- LISTED ENTRIES
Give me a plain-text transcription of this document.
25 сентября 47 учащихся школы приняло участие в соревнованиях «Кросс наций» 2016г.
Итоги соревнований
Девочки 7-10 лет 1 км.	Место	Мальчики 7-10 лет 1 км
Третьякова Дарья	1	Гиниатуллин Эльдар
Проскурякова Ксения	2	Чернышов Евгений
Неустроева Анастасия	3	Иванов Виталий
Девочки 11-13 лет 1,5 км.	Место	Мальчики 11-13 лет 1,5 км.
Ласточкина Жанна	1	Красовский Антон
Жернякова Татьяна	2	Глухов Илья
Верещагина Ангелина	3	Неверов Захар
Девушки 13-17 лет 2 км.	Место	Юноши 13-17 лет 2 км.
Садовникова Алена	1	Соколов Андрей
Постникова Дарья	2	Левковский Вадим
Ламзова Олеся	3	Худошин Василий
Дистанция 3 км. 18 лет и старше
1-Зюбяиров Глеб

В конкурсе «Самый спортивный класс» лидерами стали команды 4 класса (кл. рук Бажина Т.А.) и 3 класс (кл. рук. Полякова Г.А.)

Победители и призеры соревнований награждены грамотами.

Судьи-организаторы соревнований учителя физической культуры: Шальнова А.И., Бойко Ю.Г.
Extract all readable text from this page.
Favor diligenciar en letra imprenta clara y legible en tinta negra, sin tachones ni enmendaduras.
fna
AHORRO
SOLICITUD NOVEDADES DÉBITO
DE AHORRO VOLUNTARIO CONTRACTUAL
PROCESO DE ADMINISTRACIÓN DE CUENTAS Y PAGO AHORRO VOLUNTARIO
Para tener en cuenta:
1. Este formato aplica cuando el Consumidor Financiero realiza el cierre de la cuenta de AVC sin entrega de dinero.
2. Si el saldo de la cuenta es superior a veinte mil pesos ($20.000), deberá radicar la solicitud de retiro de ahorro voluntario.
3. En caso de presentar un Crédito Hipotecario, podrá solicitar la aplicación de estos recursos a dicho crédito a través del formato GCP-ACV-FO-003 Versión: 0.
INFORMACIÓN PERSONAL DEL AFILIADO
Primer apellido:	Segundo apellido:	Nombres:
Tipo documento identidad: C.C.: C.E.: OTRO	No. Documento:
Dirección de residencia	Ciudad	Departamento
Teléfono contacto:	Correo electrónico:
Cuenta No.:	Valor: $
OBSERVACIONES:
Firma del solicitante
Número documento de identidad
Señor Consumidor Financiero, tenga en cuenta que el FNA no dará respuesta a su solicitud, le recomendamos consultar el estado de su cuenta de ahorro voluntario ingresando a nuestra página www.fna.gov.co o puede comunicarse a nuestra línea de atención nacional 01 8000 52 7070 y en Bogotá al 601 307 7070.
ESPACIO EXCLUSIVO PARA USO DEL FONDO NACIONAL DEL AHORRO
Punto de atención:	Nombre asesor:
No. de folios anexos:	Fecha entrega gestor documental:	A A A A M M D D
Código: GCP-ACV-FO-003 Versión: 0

- GOAL
Return the whole listing exactly.

- SOLUTION TO THE EXERCISE
Give me a plain-text transcription of this document.
25 сентября 47 учащихся школы приняло участие в соревнованиях «Кросс наций» 2016г.
Итоги соревнований
Девочки 7-10 лет 1 км.	Место	Мальчики 7-10 лет 1 км
Третьякова Дарья	1	Гиниатуллин Эльдар
Проскурякова Ксения	2	Чернышов Евгений
Неустроева Анастасия	3	Иванов Виталий
Девочки 11-13 лет 1,5 км.	Место	Мальчики 11-13 лет 1,5 км.
Ласточкина Жанна	1	Красовский Антон
Жернякова Татьяна	2	Глухов Илья
Верещагина Ангелина	3	Неверов Захар
Девушки 13-17 лет 2 км.	Место	Юноши 13-17 лет 2 км.
Садовникова Алена	1	Соколов Андрей
Постникова Дарья	2	Левковский Вадим
Ламзова Олеся	3	Худошин Василий
Дистанция 3 км. 18 лет и старше
1-Зюбяиров Глеб

В конкурсе «Самый спортивный класс» лидерами стали команды 4 класса (кл. рук Бажина Т.А.) и 3 класс (кл. рук. Полякова Г.А.)

Победители и призеры соревнований награждены грамотами.

Судьи-организаторы соревнований учителя физической культуры: Шальнова А.И., Бойко Ю.Г.
Extract all readable text from this page.
Favor diligenciar en letra imprenta clara y legible en tinta negra, sin tachones ni enmendaduras.
fna
AHORRO
SOLICITUD NOVEDADES DÉBITO
DE AHORRO VOLUNTARIO CONTRACTUAL
PROCESO DE ADMINISTRACIÓN DE CUENTAS Y PAGO AHORRO VOLUNTARIO
Para tener en cuenta:
1. Este formato aplica cuando el Consumidor Financiero realiza el cierre de la cuenta de AVC sin entrega de dinero.
2. Si el saldo de la cuenta es superior a veinte mil pesos ($20.000), deberá radicar la solicitud de retiro de ahorro voluntario.
3. En caso de presentar un Crédito Hipotecario, podrá solicitar la aplicación de estos recursos a dicho crédito a través del formato GCP-ACV-FO-003 Versión: 0.
INFORMACIÓN PERSONAL DEL AFILIADO
Primer apellido:	Segundo apellido:	Nombres:
Tipo documento identidad: C.C.: C.E.: OTRO	No. Documento:
Dirección de residencia	Ciudad	Departamento
Teléfono contacto:	Correo electrónico:
Cuenta No.:	Valor: $
OBSERVACIONES:
Firma del solicitante
Número documento de identidad
Señor Consumidor Financiero, tenga en cuenta que el FNA no dará respuesta a su solicitud, le recomendamos consultar el estado de su cuenta de ahorro voluntario ingresando a nuestra página www.fna.gov.co o puede comunicarse a nuestra línea de atención nacional 01 8000 52 7070 y en Bogotá al 601 307 7070.
ESPACIO EXCLUSIVO PARA USO DEL FONDO NACIONAL DEL AHORRO
Punto de atención:	Nombre asesor:
No. de folios anexos:	Fecha entrega gestor documental:	A A A A M M D D
Código: GCP-ACV-FO-003 Versión: 0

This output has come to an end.